**PROBLEM REQUIREMENTS**
The data below must be copied in full and without any change.

── ENTRIES SUPPLIED ──

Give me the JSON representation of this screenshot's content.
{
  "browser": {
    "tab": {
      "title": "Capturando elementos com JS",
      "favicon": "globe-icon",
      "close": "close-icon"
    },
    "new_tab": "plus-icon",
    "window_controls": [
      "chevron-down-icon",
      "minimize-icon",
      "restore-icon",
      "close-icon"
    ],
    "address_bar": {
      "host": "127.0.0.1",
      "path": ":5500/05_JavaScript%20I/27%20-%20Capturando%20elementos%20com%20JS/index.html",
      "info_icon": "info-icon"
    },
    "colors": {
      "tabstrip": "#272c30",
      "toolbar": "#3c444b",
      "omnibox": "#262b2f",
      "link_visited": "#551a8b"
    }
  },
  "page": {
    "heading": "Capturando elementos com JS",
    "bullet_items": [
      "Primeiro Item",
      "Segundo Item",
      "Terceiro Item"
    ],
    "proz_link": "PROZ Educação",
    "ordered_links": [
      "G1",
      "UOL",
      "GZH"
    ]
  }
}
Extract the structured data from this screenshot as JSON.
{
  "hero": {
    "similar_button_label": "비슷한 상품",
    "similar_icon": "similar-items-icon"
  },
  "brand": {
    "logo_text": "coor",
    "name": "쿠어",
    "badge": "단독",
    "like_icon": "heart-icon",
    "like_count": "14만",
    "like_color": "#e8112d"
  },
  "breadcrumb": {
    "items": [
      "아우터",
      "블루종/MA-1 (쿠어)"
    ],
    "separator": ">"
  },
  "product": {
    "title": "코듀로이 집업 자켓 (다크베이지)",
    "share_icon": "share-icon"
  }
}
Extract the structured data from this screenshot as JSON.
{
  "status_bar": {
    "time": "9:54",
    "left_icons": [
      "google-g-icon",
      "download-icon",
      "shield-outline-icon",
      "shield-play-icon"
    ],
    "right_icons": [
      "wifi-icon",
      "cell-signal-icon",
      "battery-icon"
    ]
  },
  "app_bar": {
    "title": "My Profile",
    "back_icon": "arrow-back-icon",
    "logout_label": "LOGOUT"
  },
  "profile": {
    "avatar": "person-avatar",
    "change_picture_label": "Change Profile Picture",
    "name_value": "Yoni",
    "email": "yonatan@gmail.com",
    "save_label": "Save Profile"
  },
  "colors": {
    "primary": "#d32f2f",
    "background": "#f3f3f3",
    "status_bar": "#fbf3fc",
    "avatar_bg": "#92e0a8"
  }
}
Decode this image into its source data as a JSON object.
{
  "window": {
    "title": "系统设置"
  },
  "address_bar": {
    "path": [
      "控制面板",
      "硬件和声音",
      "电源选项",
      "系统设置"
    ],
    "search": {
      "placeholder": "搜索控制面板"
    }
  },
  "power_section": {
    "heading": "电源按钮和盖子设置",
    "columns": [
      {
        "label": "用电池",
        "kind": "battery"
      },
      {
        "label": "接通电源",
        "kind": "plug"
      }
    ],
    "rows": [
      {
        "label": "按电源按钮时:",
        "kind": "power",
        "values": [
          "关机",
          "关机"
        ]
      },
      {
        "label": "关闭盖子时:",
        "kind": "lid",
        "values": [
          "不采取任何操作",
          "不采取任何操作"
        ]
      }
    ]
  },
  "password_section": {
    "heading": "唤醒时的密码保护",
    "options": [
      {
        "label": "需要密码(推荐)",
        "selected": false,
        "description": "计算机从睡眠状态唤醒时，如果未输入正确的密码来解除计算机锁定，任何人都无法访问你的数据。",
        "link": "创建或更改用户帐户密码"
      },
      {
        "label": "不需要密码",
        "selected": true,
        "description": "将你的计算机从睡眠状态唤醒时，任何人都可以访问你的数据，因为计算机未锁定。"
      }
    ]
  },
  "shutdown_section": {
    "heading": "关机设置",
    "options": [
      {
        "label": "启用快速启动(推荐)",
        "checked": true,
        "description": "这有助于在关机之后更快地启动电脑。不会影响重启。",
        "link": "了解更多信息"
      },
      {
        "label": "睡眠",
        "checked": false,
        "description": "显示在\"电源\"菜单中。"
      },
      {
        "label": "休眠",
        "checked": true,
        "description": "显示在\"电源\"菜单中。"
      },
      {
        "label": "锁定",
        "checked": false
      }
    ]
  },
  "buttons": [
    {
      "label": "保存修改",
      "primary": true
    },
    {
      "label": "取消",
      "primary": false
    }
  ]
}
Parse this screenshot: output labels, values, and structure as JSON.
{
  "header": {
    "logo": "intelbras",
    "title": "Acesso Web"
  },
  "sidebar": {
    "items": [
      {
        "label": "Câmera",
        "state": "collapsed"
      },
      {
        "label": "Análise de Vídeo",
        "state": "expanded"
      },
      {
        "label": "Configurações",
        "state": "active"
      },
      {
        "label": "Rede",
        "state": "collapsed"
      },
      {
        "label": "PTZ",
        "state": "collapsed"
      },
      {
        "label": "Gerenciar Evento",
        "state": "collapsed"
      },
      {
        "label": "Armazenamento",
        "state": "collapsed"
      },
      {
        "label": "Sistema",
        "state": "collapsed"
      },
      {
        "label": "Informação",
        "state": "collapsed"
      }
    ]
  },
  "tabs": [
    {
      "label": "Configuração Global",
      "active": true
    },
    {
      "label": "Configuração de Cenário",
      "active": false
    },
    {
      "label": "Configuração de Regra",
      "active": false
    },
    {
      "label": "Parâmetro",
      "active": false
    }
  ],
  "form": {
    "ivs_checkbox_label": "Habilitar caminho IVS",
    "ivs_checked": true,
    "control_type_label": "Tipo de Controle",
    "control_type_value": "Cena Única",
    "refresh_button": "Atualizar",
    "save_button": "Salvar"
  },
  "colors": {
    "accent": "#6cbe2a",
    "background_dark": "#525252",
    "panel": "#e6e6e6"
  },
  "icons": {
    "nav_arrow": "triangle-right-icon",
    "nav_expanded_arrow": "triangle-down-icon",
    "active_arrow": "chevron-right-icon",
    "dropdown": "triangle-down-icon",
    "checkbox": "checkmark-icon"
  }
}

───

**EXERCISE SOLUTION**
Give me the JSON representation of this screenshot's content.
{
  "browser": {
    "tab": {
      "title": "Capturando elementos com JS",
      "favicon": "globe-icon",
      "close": "close-icon"
    },
    "new_tab": "plus-icon",
    "window_controls": [
      "chevron-down-icon",
      "minimize-icon",
      "restore-icon",
      "close-icon"
    ],
    "address_bar": {
      "host": "127.0.0.1",
      "path": ":5500/05_JavaScript%20I/27%20-%20Capturando%20elementos%20com%20JS/index.html",
      "info_icon": "info-icon"
    },
    "colors": {
      "tabstrip": "#272c30",
      "toolbar": "#3c444b",
      "omnibox": "#262b2f",
      "link_visited": "#551a8b"
    }
  },
  "page": {
    "heading": "Capturando elementos com JS",
    "bullet_items": [
      "Primeiro Item",
      "Segundo Item",
      "Terceiro Item"
    ],
    "proz_link": "PROZ Educação",
    "ordered_links": [
      "G1",
      "UOL",
      "GZH"
    ]
  }
}
Extract the structured data from this screenshot as JSON.
{
  "hero": {
    "similar_button_label": "비슷한 상품",
    "similar_icon": "similar-items-icon"
  },
  "brand": {
    "logo_text": "coor",
    "name": "쿠어",
    "badge": "단독",
    "like_icon": "heart-icon",
    "like_count": "14만",
    "like_color": "#e8112d"
  },
  "breadcrumb": {
    "items": [
      "아우터",
      "블루종/MA-1 (쿠어)"
    ],
    "separator": ">"
  },
  "product": {
    "title": "코듀로이 집업 자켓 (다크베이지)",
    "share_icon": "share-icon"
  }
}
Extract the structured data from this screenshot as JSON.
{
  "status_bar": {
    "time": "9:54",
    "left_icons": [
      "google-g-icon",
      "download-icon",
      "shield-outline-icon",
      "shield-play-icon"
    ],
    "right_icons": [
      "wifi-icon",
      "cell-signal-icon",
      "battery-icon"
    ]
  },
  "app_bar": {
    "title": "My Profile",
    "back_icon": "arrow-back-icon",
    "logout_label": "LOGOUT"
  },
  "profile": {
    "avatar": "person-avatar",
    "change_picture_label": "Change Profile Picture",
    "name_value": "Yoni",
    "email": "yonatan@gmail.com",
    "save_label": "Save Profile"
  },
  "colors": {
    "primary": "#d32f2f",
    "background": "#f3f3f3",
    "status_bar": "#fbf3fc",
    "avatar_bg": "#92e0a8"
  }
}
Decode this image into its source data as a JSON object.
{
  "window": {
    "title": "系统设置"
  },
  "address_bar": {
    "path": [
      "控制面板",
      "硬件和声音",
      "电源选项",
      "系统设置"
    ],
    "search": {
      "placeholder": "搜索控制面板"
    }
  },
  "power_section": {
    "heading": "电源按钮和盖子设置",
    "columns": [
      {
        "label": "用电池",
        "kind": "battery"
      },
      {
        "label": "接通电源",
        "kind": "plug"
      }
    ],
    "rows": [
      {
        "label": "按电源按钮时:",
        "kind": "power",
        "values": [
          "关机",
          "关机"
        ]
      },
      {
        "label": "关闭盖子时:",
        "kind": "lid",
        "values": [
          "不采取任何操作",
          "不采取任何操作"
        ]
      }
    ]
  },
  "password_section": {
    "heading": "唤醒时的密码保护",
    "options": [
      {
        "label": "需要密码(推荐)",
        "selected": false,
        "description": "计算机从睡眠状态唤醒时，如果未输入正确的密码来解除计算机锁定，任何人都无法访问你的数据。",
        "link": "创建或更改用户帐户密码"
      },
      {
        "label": "不需要密码",
        "selected": true,
        "description": "将你的计算机从睡眠状态唤醒时，任何人都可以访问你的数据，因为计算机未锁定。"
      }
    ]
  },
  "shutdown_section": {
    "heading": "关机设置",
    "options": [
      {
        "label": "启用快速启动(推荐)",
        "checked": true,
        "description": "这有助于在关机之后更快地启动电脑。不会影响重启。",
        "link": "了解更多信息"
      },
      {
        "label": "睡眠",
        "checked": false,
        "description": "显示在\"电源\"菜单中。"
      },
      {
        "label": "休眠",
        "checked": true,
        "description": "显示在\"电源\"菜单中。"
      },
      {
        "label": "锁定",
        "checked": false
      }
    ]
  },
  "buttons": [
    {
      "label": "保存修改",
      "primary": true
    },
    {
      "label": "取消",
      "primary": false
    }
  ]
}
Parse this screenshot: output labels, values, and structure as JSON.
{
  "header": {
    "logo": "intelbras",
    "title": "Acesso Web"
  },
  "sidebar": {
    "items": [
      {
        "label": "Câmera",
        "state": "collapsed"
      },
      {
        "label": "Análise de Vídeo",
        "state": "expanded"
      },
      {
        "label": "Configurações",
        "state": "active"
      },
      {
        "label": "Rede",
        "state": "collapsed"
      },
      {
        "label": "PTZ",
        "state": "collapsed"
      },
      {
        "label": "Gerenciar Evento",
        "state": "collapsed"
      },
      {
        "label": "Armazenamento",
        "state": "collapsed"
      },
      {
        "label": "Sistema",
        "state": "collapsed"
      },
      {
        "label": "Informação",
        "state": "collapsed"
      }
    ]
  },
  "tabs": [
    {
      "label": "Configuração Global",
      "active": true
    },
    {
      "label": "Configuração de Cenário",
      "active": false
    },
    {
      "label": "Configuração de Regra",
      "active": false
    },
    {
      "label": "Parâmetro",
      "active": false
    }
  ],
  "form": {
    "ivs_checkbox_label": "Habilitar caminho IVS",
    "ivs_checked": true,
    "control_type_label": "Tipo de Controle",
    "control_type_value": "Cena Única",
    "refresh_button": "Atualizar",
    "save_button": "Salvar"
  },
  "colors": {
    "accent": "#6cbe2a",
    "background_dark": "#525252",
    "panel": "#e6e6e6"
  },
  "icons": {
    "nav_arrow": "triangle-right-icon",
    "nav_expanded_arrow": "triangle-down-icon",
    "active_arrow": "chevron-right-icon",
    "dropdown": "triangle-down-icon",
    "checkbox": "checkmark-icon"
  }
}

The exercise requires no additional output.